◆ Collection entries:

——

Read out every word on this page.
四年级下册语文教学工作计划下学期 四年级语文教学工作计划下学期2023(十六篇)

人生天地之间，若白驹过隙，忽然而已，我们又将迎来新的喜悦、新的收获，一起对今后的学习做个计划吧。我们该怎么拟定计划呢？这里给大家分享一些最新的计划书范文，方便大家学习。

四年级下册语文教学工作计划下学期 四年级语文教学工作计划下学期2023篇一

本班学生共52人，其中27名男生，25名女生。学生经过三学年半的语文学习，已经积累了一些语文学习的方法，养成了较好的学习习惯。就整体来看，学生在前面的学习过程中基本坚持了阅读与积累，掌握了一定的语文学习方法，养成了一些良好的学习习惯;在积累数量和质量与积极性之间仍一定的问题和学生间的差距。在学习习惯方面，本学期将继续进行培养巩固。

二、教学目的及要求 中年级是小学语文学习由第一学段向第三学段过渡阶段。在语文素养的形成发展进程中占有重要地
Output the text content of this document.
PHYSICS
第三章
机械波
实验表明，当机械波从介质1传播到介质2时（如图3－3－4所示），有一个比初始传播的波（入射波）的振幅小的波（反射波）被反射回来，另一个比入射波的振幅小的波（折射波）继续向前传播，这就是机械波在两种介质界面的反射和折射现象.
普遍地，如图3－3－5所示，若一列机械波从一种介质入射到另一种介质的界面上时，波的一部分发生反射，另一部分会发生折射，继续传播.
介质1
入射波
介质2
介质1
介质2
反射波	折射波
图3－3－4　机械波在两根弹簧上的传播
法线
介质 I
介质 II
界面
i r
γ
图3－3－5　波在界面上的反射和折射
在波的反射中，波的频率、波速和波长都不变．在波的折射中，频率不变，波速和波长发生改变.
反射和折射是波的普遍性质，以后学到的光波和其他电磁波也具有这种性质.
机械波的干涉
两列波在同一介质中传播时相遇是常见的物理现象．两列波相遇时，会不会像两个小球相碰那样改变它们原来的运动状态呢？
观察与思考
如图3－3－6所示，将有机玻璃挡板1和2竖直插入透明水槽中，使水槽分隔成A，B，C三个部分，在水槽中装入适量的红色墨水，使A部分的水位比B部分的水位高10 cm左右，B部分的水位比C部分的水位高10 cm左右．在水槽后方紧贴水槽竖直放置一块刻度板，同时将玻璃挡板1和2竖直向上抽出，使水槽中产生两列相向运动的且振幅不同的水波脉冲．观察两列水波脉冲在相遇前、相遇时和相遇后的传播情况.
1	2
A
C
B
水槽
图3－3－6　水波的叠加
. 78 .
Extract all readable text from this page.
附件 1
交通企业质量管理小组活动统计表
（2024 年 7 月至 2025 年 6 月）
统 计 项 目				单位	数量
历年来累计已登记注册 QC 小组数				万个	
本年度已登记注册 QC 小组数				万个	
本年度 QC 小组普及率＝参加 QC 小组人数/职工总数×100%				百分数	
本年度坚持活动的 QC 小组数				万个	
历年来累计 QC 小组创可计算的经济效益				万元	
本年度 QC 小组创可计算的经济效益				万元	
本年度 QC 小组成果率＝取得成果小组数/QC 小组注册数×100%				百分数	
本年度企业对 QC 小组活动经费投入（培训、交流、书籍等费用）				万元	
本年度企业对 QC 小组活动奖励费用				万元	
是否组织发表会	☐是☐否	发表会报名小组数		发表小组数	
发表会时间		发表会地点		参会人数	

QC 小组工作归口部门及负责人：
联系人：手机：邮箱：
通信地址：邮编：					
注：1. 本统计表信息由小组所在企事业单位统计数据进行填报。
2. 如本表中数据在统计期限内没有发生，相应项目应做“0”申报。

——

◆ What you have to do:
Copy the entries above exactly, leaving none out.

◆ Solution below:
Read out every word on this page.
四年级下册语文教学工作计划下学期 四年级语文教学工作计划下学期2023(十六篇)

人生天地之间，若白驹过隙，忽然而已，我们又将迎来新的喜悦、新的收获，一起对今后的学习做个计划吧。我们该怎么拟定计划呢？这里给大家分享一些最新的计划书范文，方便大家学习。

四年级下册语文教学工作计划下学期 四年级语文教学工作计划下学期2023篇一

本班学生共52人，其中27名男生，25名女生。学生经过三学年半的语文学习，已经积累了一些语文学习的方法，养成了较好的学习习惯。就整体来看，学生在前面的学习过程中基本坚持了阅读与积累，掌握了一定的语文学习方法，养成了一些良好的学习习惯;在积累数量和质量与积极性之间仍一定的问题和学生间的差距。在学习习惯方面，本学期将继续进行培养巩固。

二、教学目的及要求 中年级是小学语文学习由第一学段向第三学段过渡阶段。在语文素养的形成发展进程中占有重要地
Output the text content of this document.
PHYSICS
第三章
机械波
实验表明，当机械波从介质1传播到介质2时（如图3－3－4所示），有一个比初始传播的波（入射波）的振幅小的波（反射波）被反射回来，另一个比入射波的振幅小的波（折射波）继续向前传播，这就是机械波在两种介质界面的反射和折射现象.
普遍地，如图3－3－5所示，若一列机械波从一种介质入射到另一种介质的界面上时，波的一部分发生反射，另一部分会发生折射，继续传播.
介质1
入射波
介质2
介质1
介质2
反射波	折射波
图3－3－4　机械波在两根弹簧上的传播
法线
介质 I
介质 II
界面
i r
γ
图3－3－5　波在界面上的反射和折射
在波的反射中，波的频率、波速和波长都不变．在波的折射中，频率不变，波速和波长发生改变.
反射和折射是波的普遍性质，以后学到的光波和其他电磁波也具有这种性质.
机械波的干涉
两列波在同一介质中传播时相遇是常见的物理现象．两列波相遇时，会不会像两个小球相碰那样改变它们原来的运动状态呢？
观察与思考
如图3－3－6所示，将有机玻璃挡板1和2竖直插入透明水槽中，使水槽分隔成A，B，C三个部分，在水槽中装入适量的红色墨水，使A部分的水位比B部分的水位高10 cm左右，B部分的水位比C部分的水位高10 cm左右．在水槽后方紧贴水槽竖直放置一块刻度板，同时将玻璃挡板1和2竖直向上抽出，使水槽中产生两列相向运动的且振幅不同的水波脉冲．观察两列水波脉冲在相遇前、相遇时和相遇后的传播情况.
1	2
A
C
B
水槽
图3－3－6　水波的叠加
. 78 .
Extract all readable text from this page.
附件 1
交通企业质量管理小组活动统计表
（2024 年 7 月至 2025 年 6 月）
统 计 项 目				单位	数量
历年来累计已登记注册 QC 小组数				万个	
本年度已登记注册 QC 小组数				万个	
本年度 QC 小组普及率＝参加 QC 小组人数/职工总数×100%				百分数	
本年度坚持活动的 QC 小组数				万个	
历年来累计 QC 小组创可计算的经济效益				万元	
本年度 QC 小组创可计算的经济效益				万元	
本年度 QC 小组成果率＝取得成果小组数/QC 小组注册数×100%				百分数	
本年度企业对 QC 小组活动经费投入（培训、交流、书籍等费用）				万元	
本年度企业对 QC 小组活动奖励费用				万元	
是否组织发表会	☐是☐否	发表会报名小组数		发表小组数	
发表会时间		发表会地点		参会人数	

QC 小组工作归口部门及负责人：
联系人：手机：邮箱：
通信地址：邮编：					
注：1. 本统计表信息由小组所在企事业单位统计数据进行填报。
2. 如本表中数据在统计期限内没有发生，相应项目应做“0”申报。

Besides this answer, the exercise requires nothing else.